======== Raw records

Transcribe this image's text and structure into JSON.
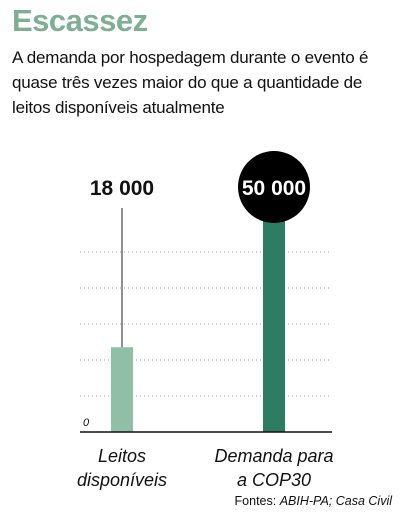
{
  "header": {
    "title": "Escassez",
    "subtitle": "A demanda por hospedagem durante o evento é quase três vezes maior do que a quantidade de leitos disponíveis atualmente"
  },
  "source": {
    "label": "Fontes:",
    "names": "ABIH-PA; Casa Civil"
  },
  "colors": {
    "title": "#7fae94",
    "bar_leitos": "#8fbfa4",
    "bar_demanda": "#2e7d62",
    "gridline": "#999999",
    "value_circle": "#000000"
  },
  "chart_data": {
    "type": "bar",
    "categories": [
      [
        "Leitos",
        "disponíveis"
      ],
      [
        "Demanda para",
        "a COP30"
      ]
    ],
    "values": [
      18000,
      50000
    ],
    "value_labels": [
      "18 000",
      "50 000"
    ],
    "highlighted_value_index": 1,
    "ytick_labels": [
      "0"
    ],
    "ylim": [
      0,
      62000
    ],
    "grid": true,
    "title": "",
    "xlabel": "",
    "ylabel": ""
  }
}
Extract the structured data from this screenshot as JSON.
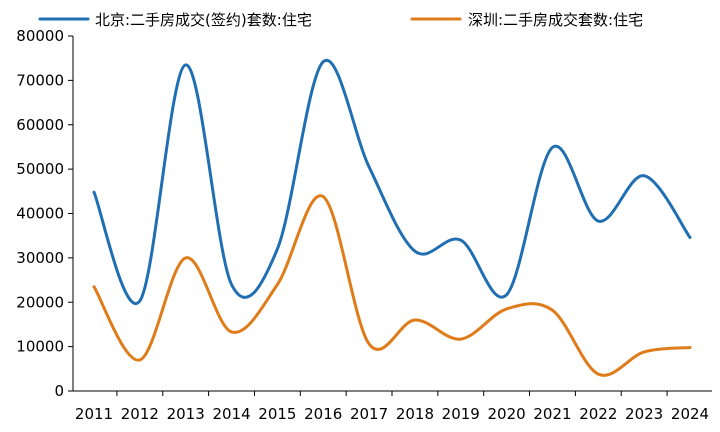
{
  "chart_data": {
    "type": "line",
    "title": "",
    "xlabel": "",
    "ylabel": "",
    "x": [
      "2011",
      "2012",
      "2013",
      "2014",
      "2015",
      "2016",
      "2017",
      "2018",
      "2019",
      "2020",
      "2021",
      "2022",
      "2023",
      "2024"
    ],
    "ylim": [
      0,
      80000
    ],
    "yticks": [
      0,
      10000,
      20000,
      30000,
      40000,
      50000,
      60000,
      70000,
      80000
    ],
    "grid": false,
    "legend_position": "top",
    "series": [
      {
        "name": "北京:二手房成交(签约)套数:住宅",
        "color": "#1f6fb2",
        "values": [
          44800,
          20300,
          73500,
          24000,
          32000,
          74200,
          50500,
          31500,
          34000,
          21700,
          54900,
          38300,
          48500,
          34600
        ]
      },
      {
        "name": "深圳:二手房成交套数:住宅",
        "color": "#e07b1a",
        "values": [
          23500,
          7000,
          30000,
          13300,
          24000,
          43800,
          10600,
          16000,
          11700,
          18500,
          18200,
          3800,
          8800,
          9800
        ]
      }
    ]
  }
}
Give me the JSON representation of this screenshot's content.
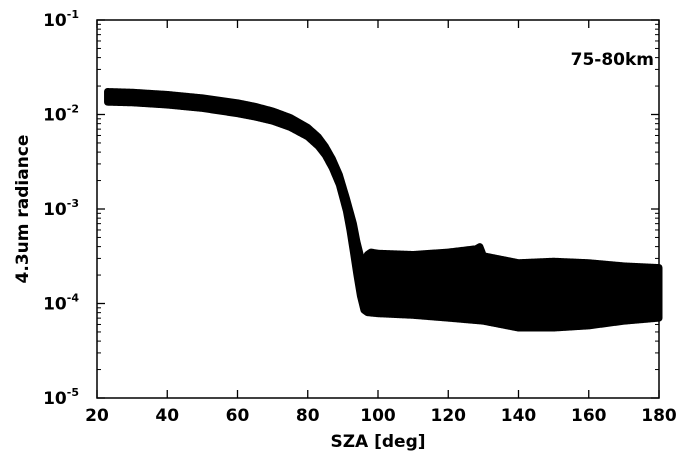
{
  "chart_data": {
    "type": "scatter",
    "title": "",
    "annotation": "75-80km",
    "xlabel": "SZA [deg]",
    "ylabel": "4.3um radiance",
    "xlim": [
      20,
      180
    ],
    "ylim": [
      1e-05,
      0.1
    ],
    "yscale": "log",
    "xticks": [
      "20",
      "40",
      "60",
      "80",
      "100",
      "120",
      "140",
      "160",
      "180"
    ],
    "yticks": [
      {
        "base": "10",
        "exp": "-5"
      },
      {
        "base": "10",
        "exp": "-4"
      },
      {
        "base": "10",
        "exp": "-3"
      },
      {
        "base": "10",
        "exp": "-2"
      },
      {
        "base": "10",
        "exp": "-1"
      }
    ],
    "marker_color": "#000000",
    "grid": false,
    "series": [
      {
        "upper_envelope": {
          "x": [
            23,
            30,
            40,
            50,
            60,
            65,
            70,
            75,
            80,
            83,
            85,
            87,
            89,
            91,
            93,
            94,
            95,
            96,
            97,
            98,
            100,
            110,
            120,
            128,
            129,
            130,
            140,
            150,
            160,
            170,
            180
          ],
          "y": [
            0.0175,
            0.0172,
            0.0163,
            0.015,
            0.0133,
            0.0122,
            0.0109,
            0.0093,
            0.0073,
            0.0058,
            0.0046,
            0.0034,
            0.0023,
            0.0013,
            0.0007,
            0.00045,
            0.00032,
            0.00028,
            0.00033,
            0.00035,
            0.00034,
            0.00033,
            0.00035,
            0.00038,
            0.0004,
            0.00032,
            0.00027,
            0.00028,
            0.00027,
            0.00025,
            0.00024
          ]
        },
        "lower_envelope": {
          "x": [
            23,
            30,
            40,
            50,
            60,
            65,
            70,
            75,
            80,
            83,
            85,
            87,
            89,
            91,
            92,
            93,
            94,
            95,
            96,
            97,
            100,
            110,
            120,
            130,
            140,
            150,
            160,
            170,
            180
          ],
          "y": [
            0.0135,
            0.0133,
            0.0126,
            0.0116,
            0.0102,
            0.0094,
            0.0085,
            0.0073,
            0.0058,
            0.0046,
            0.0037,
            0.0027,
            0.0018,
            0.00095,
            0.0006,
            0.00035,
            0.0002,
            0.00012,
            8.5e-05,
            8e-05,
            7.8e-05,
            7.5e-05,
            7e-05,
            6.5e-05,
            5.5e-05,
            5.5e-05,
            5.8e-05,
            6.5e-05,
            7e-05
          ]
        }
      }
    ]
  }
}
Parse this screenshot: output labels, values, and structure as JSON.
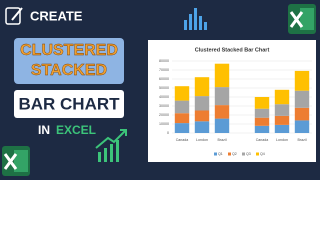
{
  "header": {
    "create": "CREATE",
    "line1": "CLUSTERED",
    "line2": "STACKED",
    "line3": "BAR CHART",
    "in": "IN",
    "excel": "EXCEL"
  },
  "chart_data": {
    "type": "stacked_bar",
    "title": "Clustered Stacked Bar Chart",
    "categories": [
      "Canada",
      "London",
      "Brazil",
      null,
      "Canada",
      "London",
      "Brazil"
    ],
    "series": [
      {
        "name": "Q1",
        "color": "#5b9bd5",
        "values": [
          11000,
          13000,
          16000,
          null,
          8000,
          9000,
          14000
        ]
      },
      {
        "name": "Q2",
        "color": "#ed7d31",
        "values": [
          11000,
          12000,
          15000,
          null,
          9000,
          10000,
          14000
        ]
      },
      {
        "name": "Q3",
        "color": "#a5a5a5",
        "values": [
          14000,
          16000,
          20000,
          null,
          10000,
          13000,
          19000
        ]
      },
      {
        "name": "Q4",
        "color": "#ffc000",
        "values": [
          16000,
          21000,
          26000,
          null,
          13000,
          16000,
          22000
        ]
      }
    ],
    "ylim": [
      0,
      80000
    ],
    "yticks": [
      0,
      10000,
      20000,
      30000,
      40000,
      50000,
      60000,
      70000,
      80000
    ],
    "grid": true,
    "legend": "bottom"
  }
}
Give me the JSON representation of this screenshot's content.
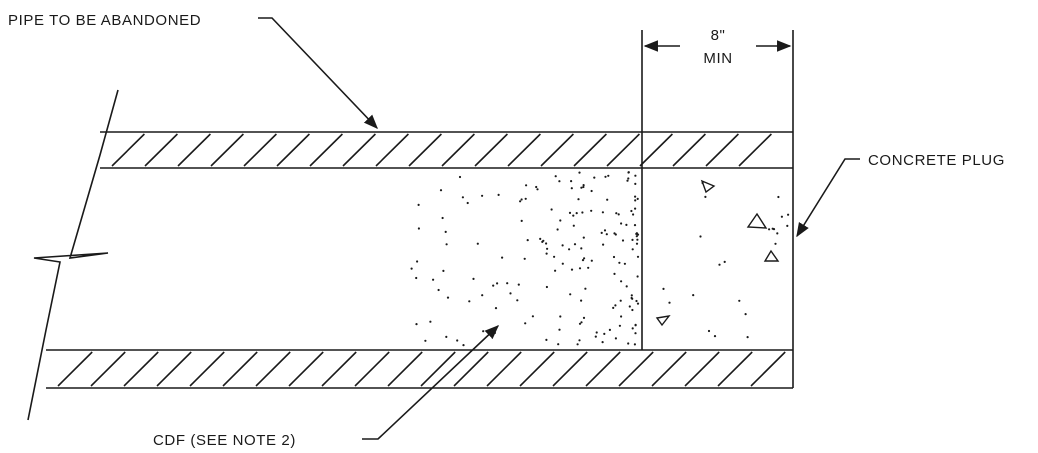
{
  "labels": {
    "pipe_to_be_abandoned": "PIPE TO BE ABANDONED",
    "dimension_value": "8\"",
    "dimension_qualifier": "MIN",
    "concrete_plug": "CONCRETE PLUG",
    "cdf_note": "CDF (SEE NOTE 2)"
  },
  "colors": {
    "linework": "#1a1a1a",
    "background": "#ffffff"
  }
}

================

*Task requirements*:
From the line containing "Parse this screenshot: output" through the last line of the records, both included, output those lines exactly and nothing else; skip the pictures.

*Full answer*:
Parse this screenshot: output labels, values, and structure as JSON.
{
  "header": {
    "create": "CREATE",
    "line1": "CLUSTERED",
    "line2": "STACKED",
    "line3": "BAR CHART",
    "in": "IN",
    "excel": "EXCEL"
  },
  "chart_data": {
    "type": "stacked_bar",
    "title": "Clustered Stacked Bar Chart",
    "categories": [
      "Canada",
      "London",
      "Brazil",
      null,
      "Canada",
      "London",
      "Brazil"
    ],
    "series": [
      {
        "name": "Q1",
        "color": "#5b9bd5",
        "values": [
          11000,
          13000,
          16000,
          null,
          8000,
          9000,
          14000
        ]
      },
      {
        "name": "Q2",
        "color": "#ed7d31",
        "values": [
          11000,
          12000,
          15000,
          null,
          9000,
          10000,
          14000
        ]
      },
      {
        "name": "Q3",
        "color": "#a5a5a5",
        "values": [
          14000,
          16000,
          20000,
          null,
          10000,
          13000,
          19000
        ]
      },
      {
        "name": "Q4",
        "color": "#ffc000",
        "values": [
          16000,
          21000,
          26000,
          null,
          13000,
          16000,
          22000
        ]
      }
    ],
    "ylim": [
      0,
      80000
    ],
    "yticks": [
      0,
      10000,
      20000,
      30000,
      40000,
      50000,
      60000,
      70000,
      80000
    ],
    "grid": true,
    "legend": "bottom"
  }
}
Give me the JSON representation of this screenshot's content.
{
  "labels": {
    "pipe_to_be_abandoned": "PIPE TO BE ABANDONED",
    "dimension_value": "8\"",
    "dimension_qualifier": "MIN",
    "concrete_plug": "CONCRETE PLUG",
    "cdf_note": "CDF (SEE NOTE 2)"
  },
  "colors": {
    "linework": "#1a1a1a",
    "background": "#ffffff"
  }
}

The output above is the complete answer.